>>>
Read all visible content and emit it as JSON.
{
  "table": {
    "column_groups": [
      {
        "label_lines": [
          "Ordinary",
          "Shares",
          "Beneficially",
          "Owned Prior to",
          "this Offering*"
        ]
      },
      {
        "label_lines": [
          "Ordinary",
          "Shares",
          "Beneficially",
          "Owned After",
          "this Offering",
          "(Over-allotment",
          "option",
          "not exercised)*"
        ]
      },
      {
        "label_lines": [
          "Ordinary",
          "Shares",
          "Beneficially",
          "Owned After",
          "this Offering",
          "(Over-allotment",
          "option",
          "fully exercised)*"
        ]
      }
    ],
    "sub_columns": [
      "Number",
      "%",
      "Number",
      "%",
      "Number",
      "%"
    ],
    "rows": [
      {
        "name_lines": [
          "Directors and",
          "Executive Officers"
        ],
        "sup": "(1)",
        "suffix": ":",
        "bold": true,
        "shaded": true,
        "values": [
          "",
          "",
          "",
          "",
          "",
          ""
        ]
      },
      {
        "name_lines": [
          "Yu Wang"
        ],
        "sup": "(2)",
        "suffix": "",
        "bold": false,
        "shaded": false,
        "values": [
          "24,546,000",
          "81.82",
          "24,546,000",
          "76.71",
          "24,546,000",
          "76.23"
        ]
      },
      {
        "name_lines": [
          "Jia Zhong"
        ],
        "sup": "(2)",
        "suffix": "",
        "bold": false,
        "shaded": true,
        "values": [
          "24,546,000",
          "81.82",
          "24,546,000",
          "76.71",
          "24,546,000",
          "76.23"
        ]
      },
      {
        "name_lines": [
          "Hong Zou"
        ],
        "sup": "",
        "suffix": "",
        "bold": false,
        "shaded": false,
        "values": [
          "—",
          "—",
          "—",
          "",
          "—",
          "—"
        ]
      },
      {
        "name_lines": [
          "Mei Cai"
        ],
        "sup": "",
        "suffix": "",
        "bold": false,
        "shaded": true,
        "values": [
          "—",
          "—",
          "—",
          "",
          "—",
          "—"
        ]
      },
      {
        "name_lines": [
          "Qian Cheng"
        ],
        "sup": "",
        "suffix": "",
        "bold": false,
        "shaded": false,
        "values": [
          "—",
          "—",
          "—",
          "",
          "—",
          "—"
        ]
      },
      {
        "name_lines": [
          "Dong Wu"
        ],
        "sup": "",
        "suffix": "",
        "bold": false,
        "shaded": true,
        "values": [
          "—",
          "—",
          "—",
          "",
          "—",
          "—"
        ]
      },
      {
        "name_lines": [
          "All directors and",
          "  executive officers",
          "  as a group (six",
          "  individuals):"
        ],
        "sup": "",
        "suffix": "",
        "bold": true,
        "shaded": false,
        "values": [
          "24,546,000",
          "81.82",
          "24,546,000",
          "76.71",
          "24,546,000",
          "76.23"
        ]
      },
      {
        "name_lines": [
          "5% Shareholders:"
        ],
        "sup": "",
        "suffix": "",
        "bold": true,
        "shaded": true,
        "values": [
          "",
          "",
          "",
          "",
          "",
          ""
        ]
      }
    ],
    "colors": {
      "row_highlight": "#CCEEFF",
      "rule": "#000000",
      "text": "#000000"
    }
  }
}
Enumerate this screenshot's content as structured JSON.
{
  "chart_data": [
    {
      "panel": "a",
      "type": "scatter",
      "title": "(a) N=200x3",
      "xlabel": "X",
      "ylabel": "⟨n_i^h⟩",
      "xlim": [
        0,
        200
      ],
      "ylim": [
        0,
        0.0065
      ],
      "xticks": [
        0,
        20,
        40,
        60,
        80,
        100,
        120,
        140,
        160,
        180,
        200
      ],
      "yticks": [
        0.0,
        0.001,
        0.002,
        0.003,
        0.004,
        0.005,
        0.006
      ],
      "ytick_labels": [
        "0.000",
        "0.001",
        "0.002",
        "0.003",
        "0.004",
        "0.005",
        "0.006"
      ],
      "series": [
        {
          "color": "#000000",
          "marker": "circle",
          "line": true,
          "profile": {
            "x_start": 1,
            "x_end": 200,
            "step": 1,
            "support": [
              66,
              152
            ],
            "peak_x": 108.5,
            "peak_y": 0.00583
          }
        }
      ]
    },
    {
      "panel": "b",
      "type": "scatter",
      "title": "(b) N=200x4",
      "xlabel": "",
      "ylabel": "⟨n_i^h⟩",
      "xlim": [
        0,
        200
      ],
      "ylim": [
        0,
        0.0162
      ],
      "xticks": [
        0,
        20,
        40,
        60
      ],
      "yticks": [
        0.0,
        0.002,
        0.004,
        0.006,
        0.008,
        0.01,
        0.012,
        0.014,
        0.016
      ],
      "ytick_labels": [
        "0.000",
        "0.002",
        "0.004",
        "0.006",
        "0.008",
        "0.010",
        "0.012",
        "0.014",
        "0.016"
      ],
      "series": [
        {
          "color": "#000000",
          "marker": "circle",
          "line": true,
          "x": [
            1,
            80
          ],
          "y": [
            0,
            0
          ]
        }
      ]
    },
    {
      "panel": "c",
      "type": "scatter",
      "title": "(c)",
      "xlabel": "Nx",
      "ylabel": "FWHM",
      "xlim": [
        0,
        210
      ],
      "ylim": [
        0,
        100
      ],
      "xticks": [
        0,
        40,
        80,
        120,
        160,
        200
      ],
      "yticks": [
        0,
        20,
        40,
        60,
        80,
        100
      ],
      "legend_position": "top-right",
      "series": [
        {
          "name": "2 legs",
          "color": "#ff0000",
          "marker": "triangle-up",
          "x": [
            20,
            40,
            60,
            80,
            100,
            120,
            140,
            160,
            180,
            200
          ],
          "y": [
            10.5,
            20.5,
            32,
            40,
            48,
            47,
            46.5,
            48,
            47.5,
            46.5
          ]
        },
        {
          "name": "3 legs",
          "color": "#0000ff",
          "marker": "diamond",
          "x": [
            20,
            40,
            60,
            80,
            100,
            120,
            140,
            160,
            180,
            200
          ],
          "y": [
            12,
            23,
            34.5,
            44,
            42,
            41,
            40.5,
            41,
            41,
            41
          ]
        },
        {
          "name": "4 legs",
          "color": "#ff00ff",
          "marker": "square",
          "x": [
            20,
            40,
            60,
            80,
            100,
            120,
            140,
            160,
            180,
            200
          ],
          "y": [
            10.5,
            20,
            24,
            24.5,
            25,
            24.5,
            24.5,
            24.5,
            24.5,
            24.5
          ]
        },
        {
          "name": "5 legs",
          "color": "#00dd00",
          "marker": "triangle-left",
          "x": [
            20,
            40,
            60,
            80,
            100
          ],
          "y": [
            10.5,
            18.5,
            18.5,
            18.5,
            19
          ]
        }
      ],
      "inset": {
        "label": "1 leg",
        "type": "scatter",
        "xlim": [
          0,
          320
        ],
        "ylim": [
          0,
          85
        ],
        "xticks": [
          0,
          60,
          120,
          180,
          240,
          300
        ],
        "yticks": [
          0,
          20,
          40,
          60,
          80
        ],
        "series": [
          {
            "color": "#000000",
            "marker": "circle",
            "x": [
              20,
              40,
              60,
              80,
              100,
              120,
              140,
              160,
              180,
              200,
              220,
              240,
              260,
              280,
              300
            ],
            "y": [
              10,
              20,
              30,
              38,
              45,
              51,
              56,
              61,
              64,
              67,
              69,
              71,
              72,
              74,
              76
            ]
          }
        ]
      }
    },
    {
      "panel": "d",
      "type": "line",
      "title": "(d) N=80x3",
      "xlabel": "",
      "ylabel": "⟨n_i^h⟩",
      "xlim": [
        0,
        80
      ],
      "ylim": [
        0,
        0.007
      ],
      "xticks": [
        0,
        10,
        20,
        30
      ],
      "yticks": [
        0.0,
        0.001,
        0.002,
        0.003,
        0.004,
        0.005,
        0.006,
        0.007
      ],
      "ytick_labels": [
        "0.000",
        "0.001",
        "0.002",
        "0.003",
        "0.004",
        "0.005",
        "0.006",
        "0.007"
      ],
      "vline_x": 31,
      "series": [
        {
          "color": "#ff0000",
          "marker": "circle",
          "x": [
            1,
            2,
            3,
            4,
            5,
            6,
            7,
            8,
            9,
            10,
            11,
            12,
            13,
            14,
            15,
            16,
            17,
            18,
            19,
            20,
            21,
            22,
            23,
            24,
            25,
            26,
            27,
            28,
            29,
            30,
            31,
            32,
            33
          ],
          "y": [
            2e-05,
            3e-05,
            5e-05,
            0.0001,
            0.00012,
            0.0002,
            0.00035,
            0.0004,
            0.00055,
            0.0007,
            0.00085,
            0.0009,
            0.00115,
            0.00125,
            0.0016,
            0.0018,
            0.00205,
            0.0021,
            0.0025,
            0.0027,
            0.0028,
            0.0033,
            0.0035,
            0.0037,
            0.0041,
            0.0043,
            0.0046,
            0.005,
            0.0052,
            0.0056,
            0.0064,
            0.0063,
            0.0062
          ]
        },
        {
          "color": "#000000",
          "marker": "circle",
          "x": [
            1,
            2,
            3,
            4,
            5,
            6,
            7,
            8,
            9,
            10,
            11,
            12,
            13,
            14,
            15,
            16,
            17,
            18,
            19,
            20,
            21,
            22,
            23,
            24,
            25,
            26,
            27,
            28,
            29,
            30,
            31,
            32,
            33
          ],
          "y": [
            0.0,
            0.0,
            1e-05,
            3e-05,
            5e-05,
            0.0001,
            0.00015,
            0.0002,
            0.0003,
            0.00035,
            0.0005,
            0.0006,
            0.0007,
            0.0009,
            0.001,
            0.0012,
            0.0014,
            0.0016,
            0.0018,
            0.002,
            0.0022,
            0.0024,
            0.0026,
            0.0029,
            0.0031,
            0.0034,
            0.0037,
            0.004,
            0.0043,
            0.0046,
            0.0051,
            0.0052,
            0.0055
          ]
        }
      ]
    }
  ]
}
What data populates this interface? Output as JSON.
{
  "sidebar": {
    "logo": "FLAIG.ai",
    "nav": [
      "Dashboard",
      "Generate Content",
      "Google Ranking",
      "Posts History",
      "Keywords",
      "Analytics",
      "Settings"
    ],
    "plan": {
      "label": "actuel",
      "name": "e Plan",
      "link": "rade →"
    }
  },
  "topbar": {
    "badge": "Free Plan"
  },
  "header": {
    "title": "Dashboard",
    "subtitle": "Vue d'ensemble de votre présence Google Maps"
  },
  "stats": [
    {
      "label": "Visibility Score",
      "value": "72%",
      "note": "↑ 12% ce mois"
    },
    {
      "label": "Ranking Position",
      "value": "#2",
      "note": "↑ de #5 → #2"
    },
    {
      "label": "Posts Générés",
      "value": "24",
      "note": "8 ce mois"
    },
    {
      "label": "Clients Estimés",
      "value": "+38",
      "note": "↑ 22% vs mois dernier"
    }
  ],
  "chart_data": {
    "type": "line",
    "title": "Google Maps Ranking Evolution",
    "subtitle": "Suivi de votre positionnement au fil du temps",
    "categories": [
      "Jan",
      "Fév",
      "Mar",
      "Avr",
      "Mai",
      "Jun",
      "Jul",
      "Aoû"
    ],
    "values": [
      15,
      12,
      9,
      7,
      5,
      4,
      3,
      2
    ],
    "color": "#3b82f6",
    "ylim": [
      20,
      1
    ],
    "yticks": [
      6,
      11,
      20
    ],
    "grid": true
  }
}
<<<
:: WORK TO COMPLETE ::
Repeat exactly the lines from the line containing "What data populates" through the end of the listing above; both boundary lines are part of the output.

:: EXPECTED ANSWER ::
What data populates this interface? Output as JSON.
{
  "sidebar": {
    "logo": "FLAIG.ai",
    "nav": [
      "Dashboard",
      "Generate Content",
      "Google Ranking",
      "Posts History",
      "Keywords",
      "Analytics",
      "Settings"
    ],
    "plan": {
      "label": "actuel",
      "name": "e Plan",
      "link": "rade →"
    }
  },
  "topbar": {
    "badge": "Free Plan"
  },
  "header": {
    "title": "Dashboard",
    "subtitle": "Vue d'ensemble de votre présence Google Maps"
  },
  "stats": [
    {
      "label": "Visibility Score",
      "value": "72%",
      "note": "↑ 12% ce mois"
    },
    {
      "label": "Ranking Position",
      "value": "#2",
      "note": "↑ de #5 → #2"
    },
    {
      "label": "Posts Générés",
      "value": "24",
      "note": "8 ce mois"
    },
    {
      "label": "Clients Estimés",
      "value": "+38",
      "note": "↑ 22% vs mois dernier"
    }
  ],
  "chart_data": {
    "type": "line",
    "title": "Google Maps Ranking Evolution",
    "subtitle": "Suivi de votre positionnement au fil du temps",
    "categories": [
      "Jan",
      "Fév",
      "Mar",
      "Avr",
      "Mai",
      "Jun",
      "Jul",
      "Aoû"
    ],
    "values": [
      15,
      12,
      9,
      7,
      5,
      4,
      3,
      2
    ],
    "color": "#3b82f6",
    "ylim": [
      20,
      1
    ],
    "yticks": [
      6,
      11,
      20
    ],
    "grid": true
  }
}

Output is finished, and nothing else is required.